Dataset records:
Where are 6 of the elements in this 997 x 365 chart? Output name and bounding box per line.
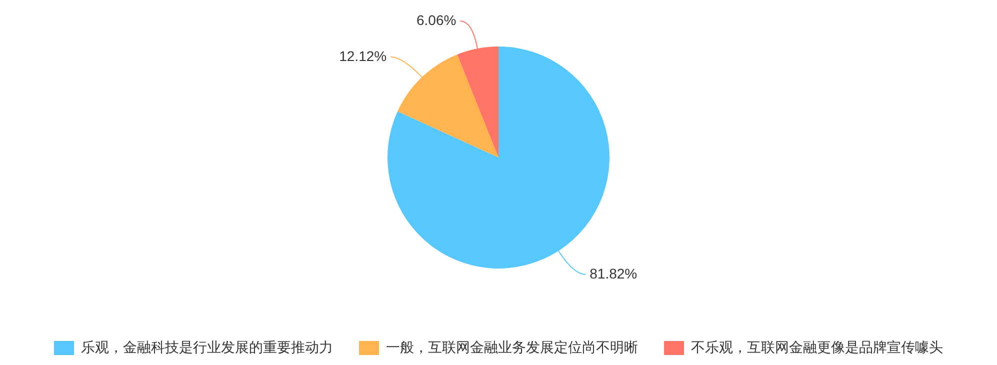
legend-label: 乐观，金融科技是行业发展的重要推动力 bbox=[81, 338, 333, 355]
legend-label: 一般，互联网金融业务发展定位尚不明晰 bbox=[386, 338, 638, 355]
legend-label: 不乐观，互联网金融更像是品牌宣传噱头 bbox=[691, 338, 943, 355]
data-label: 6.06% bbox=[416, 12, 456, 28]
data-label: 81.82% bbox=[590, 265, 638, 282]
data-label: 12.12% bbox=[339, 48, 387, 64]
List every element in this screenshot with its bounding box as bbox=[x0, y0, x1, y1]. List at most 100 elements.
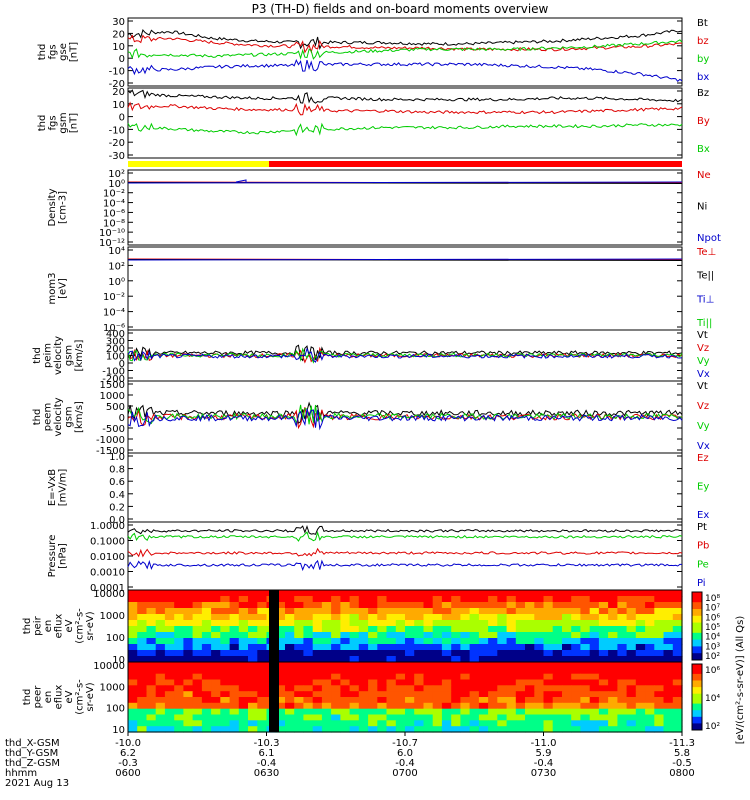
x-axis-value: 6.0 bbox=[397, 748, 413, 759]
spectrogram-cell bbox=[238, 720, 249, 727]
spectrogram-cell bbox=[663, 650, 674, 657]
spectrogram-cell bbox=[626, 656, 637, 663]
legend-entry: Pi bbox=[697, 578, 706, 589]
spectrogram-cell bbox=[617, 679, 628, 686]
spectrogram-cell bbox=[525, 596, 535, 603]
spectrogram-cell bbox=[617, 697, 628, 704]
spectrogram-cell bbox=[423, 644, 434, 651]
spectrogram-cell bbox=[257, 691, 268, 698]
spectrogram-cell bbox=[377, 638, 388, 645]
spectrogram-cell bbox=[146, 673, 157, 681]
spectrogram-cell bbox=[368, 602, 378, 609]
spectrogram-cell bbox=[589, 714, 600, 721]
spectrogram-cell bbox=[386, 626, 397, 633]
y-tick-label: 0.0100 bbox=[90, 552, 125, 563]
spectrogram-cell bbox=[331, 726, 341, 733]
spectrogram-cell bbox=[137, 608, 147, 615]
spectrogram-cell bbox=[211, 602, 221, 609]
spectrogram-cell bbox=[377, 697, 388, 704]
y-axis-label-line: (cm²-s- bbox=[75, 679, 86, 715]
spectrogram-cell bbox=[358, 714, 369, 721]
spectrogram-cell bbox=[515, 596, 526, 603]
spectrogram-cell bbox=[146, 602, 157, 609]
spectrogram-cell bbox=[423, 691, 434, 698]
spectrogram-cell bbox=[635, 620, 646, 627]
spectrogram-cell bbox=[580, 620, 591, 627]
spectrogram-cell bbox=[534, 614, 545, 621]
spectrogram-cell bbox=[358, 702, 369, 710]
spectrogram-cell bbox=[543, 726, 554, 733]
spectrogram-cell bbox=[488, 685, 498, 692]
spectrogram-cell bbox=[146, 590, 157, 597]
x-axis-value: 0800 bbox=[669, 768, 694, 779]
spectrogram-cell bbox=[672, 714, 683, 721]
spectrogram-cell bbox=[248, 667, 258, 675]
y-tick-label: -100 bbox=[102, 367, 125, 378]
spectrogram-cell bbox=[441, 656, 452, 663]
spectrogram-cell bbox=[506, 614, 517, 621]
y-tick-label: 30 bbox=[112, 17, 125, 28]
spectrogram-cell bbox=[386, 720, 397, 727]
spectrogram-cell bbox=[174, 644, 184, 651]
x-axis-row-label: hhmm bbox=[5, 768, 37, 779]
spectrogram-cell bbox=[645, 708, 655, 716]
colorbar-tick-label: 10⁶ bbox=[705, 666, 720, 676]
spectrogram-cell bbox=[386, 662, 397, 669]
y-axis-label-line: peem bbox=[43, 403, 54, 431]
spectrogram-cell bbox=[340, 620, 351, 627]
spectrogram-cell bbox=[617, 714, 628, 721]
spectrogram-cell bbox=[183, 650, 194, 657]
spectrogram-cell bbox=[460, 632, 471, 639]
spectrogram-cell bbox=[294, 644, 304, 651]
spectrogram-cell bbox=[248, 602, 258, 609]
spectrogram-cell bbox=[515, 662, 526, 669]
spectrogram-cell bbox=[469, 620, 480, 627]
spectrogram-cell bbox=[275, 685, 286, 692]
spectrogram-cell bbox=[626, 644, 637, 651]
spectrogram-cell bbox=[285, 691, 295, 698]
spectrogram-cell bbox=[164, 714, 175, 721]
spectrogram-cell bbox=[321, 602, 332, 609]
legend-entry: Pt bbox=[697, 522, 707, 533]
spectrogram-cell bbox=[248, 708, 258, 716]
spectrogram-cell bbox=[562, 702, 572, 710]
spectrogram-cell bbox=[349, 626, 360, 633]
spectrogram-cell bbox=[534, 714, 545, 721]
y-tick-label: 10⁰ bbox=[108, 277, 125, 288]
y-tick-label: 10 bbox=[112, 725, 125, 736]
spectrogram-cell bbox=[405, 614, 415, 621]
spectrogram-cell bbox=[238, 608, 249, 615]
x-axis-value: 5.9 bbox=[536, 748, 552, 759]
spectrogram-cell bbox=[238, 708, 249, 716]
x-axis-value: 0630 bbox=[254, 768, 279, 779]
y-axis-label-line: [km/s] bbox=[74, 339, 85, 371]
spectrogram-cell bbox=[451, 614, 461, 621]
legend-entry: by bbox=[697, 54, 709, 65]
spectrogram-cell bbox=[238, 596, 249, 603]
spectrogram-cell bbox=[155, 685, 166, 692]
x-axis-value: 6.2 bbox=[120, 748, 136, 759]
spectrogram-cell bbox=[414, 673, 424, 681]
spectrogram-cell bbox=[395, 602, 406, 609]
spectrogram-cell bbox=[432, 596, 443, 603]
spectrogram-cell bbox=[414, 590, 424, 597]
spectrogram-cell bbox=[331, 626, 341, 633]
colorbar-cell bbox=[692, 720, 702, 724]
spectrogram-cell bbox=[608, 620, 618, 627]
spectrogram-cell bbox=[294, 614, 304, 621]
spectrogram-cell bbox=[488, 608, 498, 615]
spectrogram-cell bbox=[617, 685, 628, 692]
spectrogram-cell bbox=[423, 614, 434, 621]
spectrogram-cell bbox=[201, 673, 212, 681]
spectrogram-cell bbox=[635, 697, 646, 704]
spectrogram-cell bbox=[469, 614, 480, 621]
y-axis-label-line: thd bbox=[22, 618, 33, 635]
spectrogram-cell bbox=[155, 702, 166, 710]
spectrogram-cell bbox=[229, 697, 240, 704]
spectrogram-cell bbox=[552, 708, 563, 716]
spectrogram-cell bbox=[331, 656, 341, 663]
spectrogram-cell bbox=[414, 708, 424, 716]
spectrogram-cell bbox=[275, 650, 286, 657]
spectrogram-cell bbox=[672, 638, 683, 645]
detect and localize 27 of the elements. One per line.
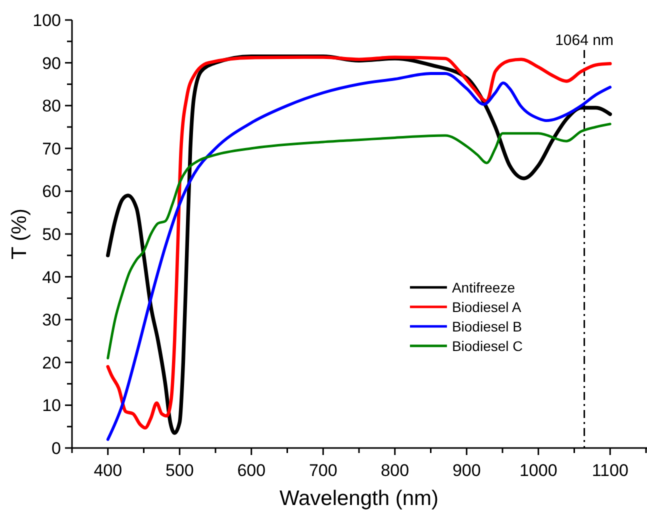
- legend-label: Biodiesel A: [452, 298, 522, 315]
- x-tick-label: 700: [308, 461, 338, 480]
- line-series: [106, 122, 612, 360]
- y-tick-label: 0: [52, 439, 61, 458]
- x-tick-label: 800: [380, 461, 410, 480]
- x-tick-label: 900: [452, 461, 481, 480]
- y-tick-label: 70: [42, 139, 61, 158]
- y-tick-label: 10: [42, 396, 61, 416]
- y-tick-label: 20: [42, 353, 61, 372]
- y-tick-label: 40: [42, 268, 61, 287]
- y-tick-label: 90: [42, 54, 61, 73]
- ref-line-label: 1064 nm: [555, 32, 614, 49]
- x-tick-label: 400: [94, 461, 122, 480]
- y-tick-label: 50: [42, 225, 61, 244]
- x-tick-label: 600: [237, 461, 266, 480]
- y-tick-label: 30: [42, 310, 61, 330]
- x-tick-label: 500: [165, 461, 194, 480]
- x-axis-title: Wavelength (nm): [279, 487, 439, 510]
- y-tick-label: 100: [32, 11, 61, 30]
- y-axis-title: T (%): [8, 208, 31, 260]
- x-tick-label: 1000: [519, 461, 558, 480]
- legend-label: Biodiesel B: [452, 318, 522, 334]
- x-tick-label: 1100: [592, 461, 628, 480]
- y-tick-label: 60: [42, 182, 61, 202]
- legend-label: Antifreeze: [452, 279, 516, 296]
- legend-label: Biodiesel C: [452, 338, 523, 354]
- y-tick-label: 80: [42, 96, 61, 116]
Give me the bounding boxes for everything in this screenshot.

Description of the task: Copy out the lines of the material word for word, beginning at the line that contains "x-axis-value: 6.0 bbox=[397, 748, 413, 759]" and stopping after the line that contains "spectrogram-cell bbox=[377, 638, 388, 645]".

Correct answer:
x-axis-value: 6.0 bbox=[397, 748, 413, 759]
spectrogram-cell bbox=[238, 720, 249, 727]
spectrogram-cell bbox=[663, 650, 674, 657]
spectrogram-cell bbox=[626, 656, 637, 663]
legend-entry: Pi bbox=[697, 578, 706, 589]
spectrogram-cell bbox=[617, 679, 628, 686]
spectrogram-cell bbox=[525, 596, 535, 603]
spectrogram-cell bbox=[617, 697, 628, 704]
spectrogram-cell bbox=[423, 644, 434, 651]
spectrogram-cell bbox=[257, 691, 268, 698]
spectrogram-cell bbox=[377, 638, 388, 645]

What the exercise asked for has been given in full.